WHAT TO PRODUCE » How many of the lines below contain the string "right"? Case counts. Reply with the number only.

────────────────────────────────────────

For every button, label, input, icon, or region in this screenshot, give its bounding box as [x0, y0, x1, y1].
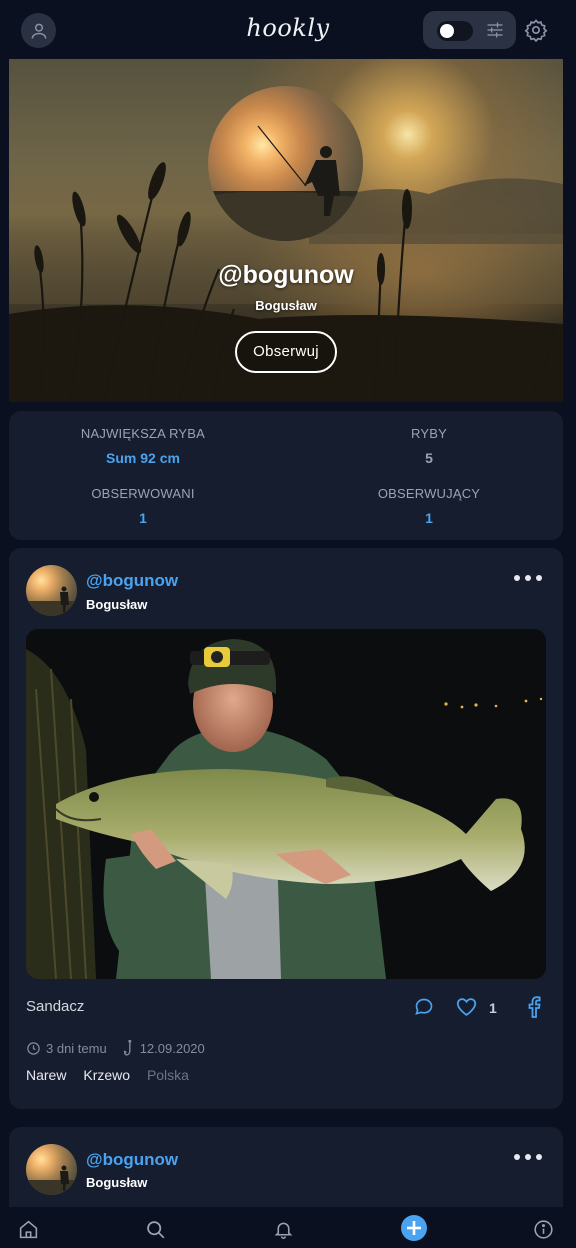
- home-icon[interactable]: [18, 1219, 39, 1240]
- post-card: @bogunow Bogusław: [9, 548, 563, 1109]
- angler-silhouette: [26, 1165, 77, 1195]
- top-bar: hookly: [0, 0, 576, 60]
- profile-avatar[interactable]: [208, 86, 363, 241]
- gear-icon[interactable]: [524, 18, 548, 42]
- angler-silhouette: [208, 125, 363, 241]
- angler-silhouette: [26, 586, 77, 616]
- more-options-icon[interactable]: [513, 1151, 543, 1163]
- country-tag[interactable]: Polska: [147, 1067, 189, 1083]
- bell-icon[interactable]: [273, 1219, 294, 1240]
- facebook-share-icon[interactable]: [527, 996, 541, 1018]
- stat-biggest-fish[interactable]: NAJWIĘKSZA RYBA Sum 92 cm: [23, 426, 263, 466]
- plus-circle-icon: [407, 1221, 421, 1235]
- catch-photo[interactable]: [26, 629, 546, 979]
- stat-label: OBSERWOWANI: [91, 486, 195, 501]
- stat-value[interactable]: 1: [23, 510, 263, 526]
- stat-value: 5: [425, 450, 433, 466]
- post-display-name: Bogusław: [86, 1175, 148, 1190]
- clock-icon: [27, 1041, 40, 1055]
- post-display-name: Bogusław: [86, 597, 148, 612]
- post-username[interactable]: @bogunow: [86, 571, 178, 591]
- stat-label: RYBY: [411, 426, 447, 441]
- profile-username: @bogunow: [218, 261, 354, 289]
- info-icon[interactable]: [533, 1219, 554, 1240]
- heart-icon[interactable]: [456, 997, 477, 1017]
- profile-display-name: Bogusław: [255, 298, 317, 313]
- fish-species[interactable]: Sandacz: [26, 998, 84, 1015]
- follow-button[interactable]: Obserwuj: [235, 331, 337, 373]
- post-meta: 3 dni temu 12.09.2020: [26, 1039, 205, 1057]
- hook-icon: [123, 1039, 132, 1056]
- post-time: 3 dni temu: [46, 1040, 107, 1056]
- bottom-navigation: [0, 1207, 576, 1248]
- add-post-button[interactable]: [401, 1215, 427, 1241]
- stat-value[interactable]: Sum 92 cm: [23, 450, 263, 466]
- post-username[interactable]: @bogunow: [86, 1150, 178, 1170]
- search-icon[interactable]: [145, 1219, 166, 1240]
- avatar[interactable]: [26, 1144, 77, 1195]
- sliders-icon[interactable]: [485, 20, 505, 40]
- comment-icon[interactable]: [414, 997, 434, 1017]
- location-tags: Narew Krzewo Polska: [26, 1067, 202, 1083]
- profile-stats: NAJWIĘKSZA RYBA Sum 92 cm RYBY 5 OBSERWO…: [9, 411, 563, 540]
- stat-following[interactable]: OBSERWOWANI 1: [23, 486, 263, 526]
- theme-toggle[interactable]: [437, 21, 473, 41]
- catch-date: 12.09.2020: [139, 1040, 205, 1056]
- stat-followers[interactable]: OBSERWUJĄCY 1: [309, 486, 549, 526]
- avatar[interactable]: [26, 565, 77, 616]
- stat-label: NAJWIĘKSZA RYBA: [80, 426, 206, 441]
- location-tag[interactable]: Krzewo: [83, 1067, 130, 1083]
- location-tag[interactable]: Narew: [26, 1067, 66, 1083]
- stat-label: OBSERWUJĄCY: [377, 486, 481, 501]
- profile-hero: @bogunow Bogusław Obserwuj: [9, 59, 563, 402]
- header-controls: [423, 11, 516, 49]
- stat-value[interactable]: 1: [309, 510, 549, 526]
- like-count[interactable]: 1: [489, 1000, 497, 1016]
- stat-fish-count[interactable]: RYBY 5: [309, 426, 549, 466]
- more-options-icon[interactable]: [513, 572, 543, 584]
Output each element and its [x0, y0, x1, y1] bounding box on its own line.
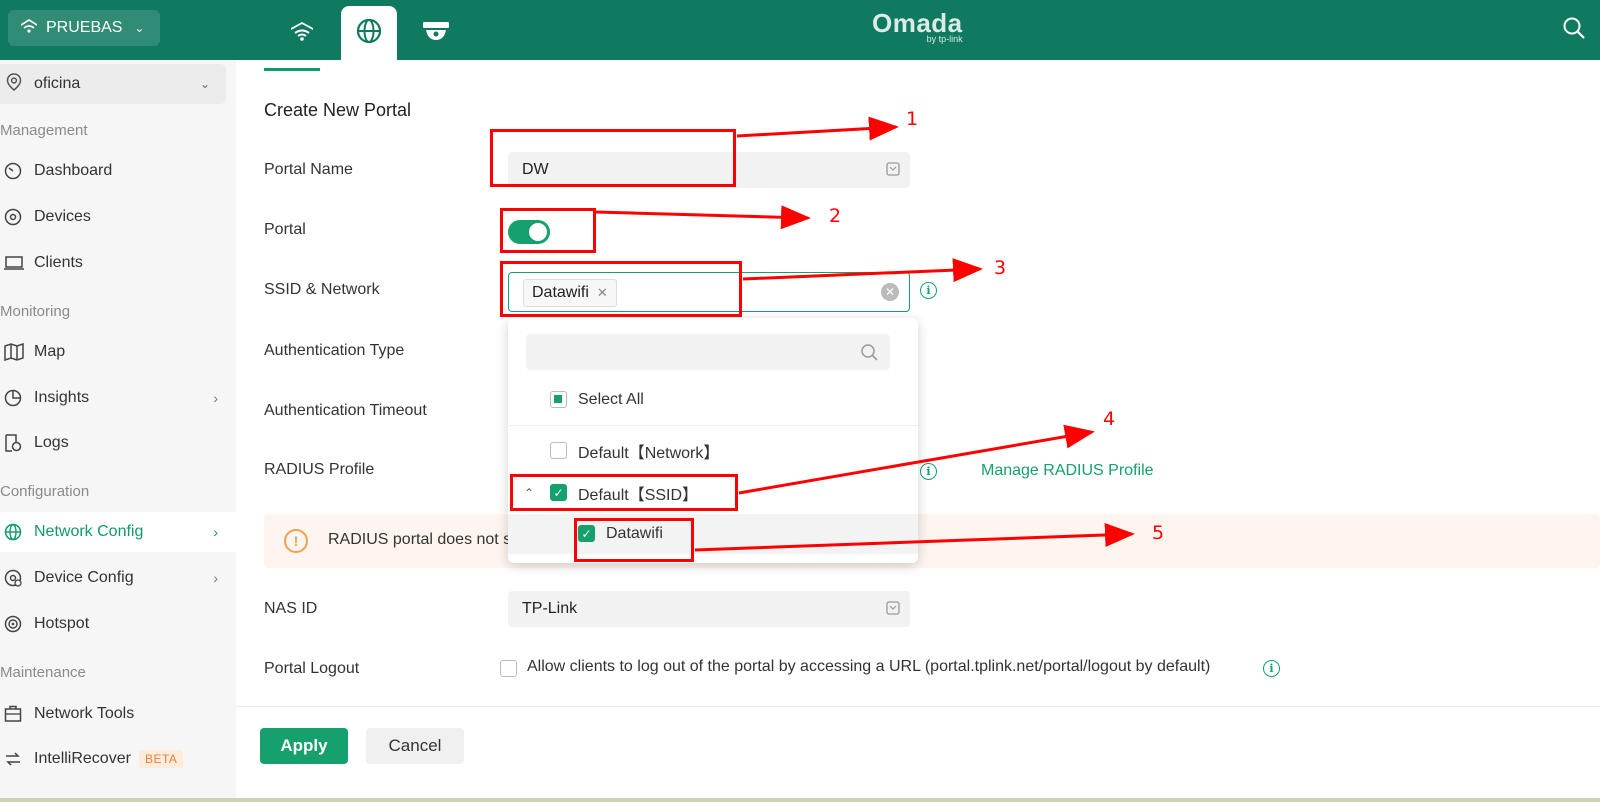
bottom-edge — [0, 798, 1600, 802]
site-name: PRUEBAS — [46, 19, 123, 36]
sidebar-item-hotspot[interactable]: Hotspot — [0, 604, 236, 644]
section-monitoring: Monitoring — [0, 303, 71, 320]
wifi-site-icon — [20, 18, 38, 39]
recover-icon — [0, 750, 28, 768]
beta-badge: BETA — [138, 750, 184, 768]
dropdown-divider — [508, 425, 918, 426]
main-content: Create New Portal Portal Name DW Portal … — [236, 60, 1600, 802]
dropdown-sub-option-datawifi[interactable]: ✓ Datawifi — [508, 514, 918, 554]
gauge-icon — [0, 162, 28, 180]
omada-logo: Omada by tp-link — [872, 8, 963, 44]
nas-id-input[interactable]: TP-Link — [508, 591, 910, 627]
dropdown-select-all[interactable]: Select All — [508, 380, 918, 420]
device-config-icon — [0, 569, 28, 587]
annotation-box-4 — [510, 474, 738, 511]
map-icon — [0, 343, 28, 361]
sidebar: oficina ⌄ Management Dashboard Devices C… — [0, 60, 236, 802]
radius-profile-label: RADIUS Profile — [264, 461, 375, 478]
top-bar: PRUEBAS ⌄ Omada by tp-link — [0, 0, 1600, 60]
section-configuration: Configuration — [0, 483, 90, 500]
toolbox-icon — [0, 705, 28, 723]
chevron-right-icon: › — [213, 390, 218, 406]
wireless-icon — [289, 20, 315, 47]
chevron-right-icon: › — [213, 524, 218, 540]
search-icon — [860, 343, 878, 366]
input-clear-icon — [886, 161, 900, 179]
annotation-number-5: 5 — [1152, 522, 1165, 544]
cancel-button[interactable]: Cancel — [366, 728, 464, 764]
manage-radius-link[interactable]: Manage RADIUS Profile — [981, 462, 1154, 480]
location-pin-icon — [6, 72, 22, 96]
sidebar-item-logs[interactable]: Logs — [0, 423, 236, 463]
log-icon — [0, 434, 28, 452]
search-icon[interactable] — [1562, 16, 1586, 45]
annotation-number-4: 4 — [1103, 408, 1116, 430]
sidebar-item-intellirecover[interactable]: IntelliRecover BETA — [0, 739, 236, 779]
annotation-number-1: 1 — [906, 108, 919, 130]
laptop-icon — [0, 255, 28, 271]
ssid-dropdown-panel: Select All Default【Network】 ⌃ ✓ Default【… — [508, 318, 918, 563]
portal-logout-text: Allow clients to log out of the portal b… — [527, 658, 1211, 675]
sidebar-item-map[interactable]: Map — [0, 332, 236, 372]
pie-chart-icon — [0, 389, 28, 407]
chevron-down-icon: ⌄ — [134, 21, 145, 35]
portal-label: Portal — [264, 221, 306, 238]
sidebar-item-dashboard[interactable]: Dashboard — [0, 151, 236, 191]
portal-name-label: Portal Name — [264, 161, 353, 178]
annotation-box-3 — [500, 261, 742, 317]
info-icon[interactable]: i — [920, 282, 937, 299]
dropdown-option-network[interactable]: Default【Network】 — [508, 431, 918, 471]
site-dropdown-label: oficina — [34, 75, 81, 92]
select-all-checkbox[interactable] — [550, 391, 567, 408]
tab-wireless[interactable] — [274, 6, 330, 60]
section-maintenance: Maintenance — [0, 664, 86, 681]
sidebar-item-device-config[interactable]: Device Config › — [0, 558, 236, 598]
clear-icon[interactable]: ✕ — [881, 283, 899, 301]
annotation-box-5 — [574, 518, 694, 562]
footer-divider — [236, 706, 1600, 707]
annotation-box-1 — [490, 129, 736, 187]
sidebar-item-devices[interactable]: Devices — [0, 197, 236, 237]
section-management: Management — [0, 122, 88, 139]
input-clear-icon — [886, 600, 900, 618]
sidebar-item-network-tools[interactable]: Network Tools — [0, 694, 236, 734]
info-icon[interactable]: i — [920, 463, 937, 480]
device-icon — [0, 208, 28, 226]
tab-network[interactable] — [341, 6, 397, 60]
dropdown-search-input[interactable] — [526, 334, 890, 370]
chevron-right-icon: › — [213, 570, 218, 586]
active-tab-indicator — [264, 68, 320, 71]
annotation-box-2 — [500, 208, 596, 253]
sidebar-item-network-config[interactable]: Network Config › — [0, 512, 236, 552]
ssid-network-label: SSID & Network — [264, 281, 380, 298]
portal-logout-checkbox[interactable] — [500, 660, 517, 677]
auth-type-label: Authentication Type — [264, 342, 405, 359]
nas-id-value: TP-Link — [522, 600, 578, 617]
page-title: Create New Portal — [264, 100, 412, 120]
sidebar-item-insights[interactable]: Insights › — [0, 378, 236, 418]
portal-logout-label: Portal Logout — [264, 660, 360, 677]
info-icon[interactable]: i — [1263, 660, 1280, 677]
chevron-down-icon: ⌄ — [199, 77, 210, 91]
apply-button[interactable]: Apply — [260, 728, 348, 764]
globe-icon — [0, 523, 28, 541]
annotation-number-2: 2 — [829, 205, 842, 227]
warning-banner: ! RADIUS portal does not s — [264, 514, 1600, 568]
hotspot-icon — [0, 615, 28, 633]
network-checkbox[interactable] — [550, 442, 567, 459]
warning-icon: ! — [284, 529, 308, 553]
sidebar-item-clients[interactable]: Clients — [0, 243, 236, 283]
site-dropdown[interactable]: oficina ⌄ — [0, 64, 226, 104]
annotation-number-3: 3 — [994, 257, 1007, 279]
nas-id-label: NAS ID — [264, 600, 318, 617]
camera-icon — [422, 20, 450, 47]
auth-timeout-label: Authentication Timeout — [264, 402, 427, 419]
site-selector[interactable]: PRUEBAS ⌄ — [8, 10, 160, 46]
warning-text: RADIUS portal does not s — [328, 531, 512, 548]
tab-camera[interactable] — [408, 6, 464, 60]
globe-icon — [355, 17, 383, 50]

────────────────────────────────────────

REPLY » 3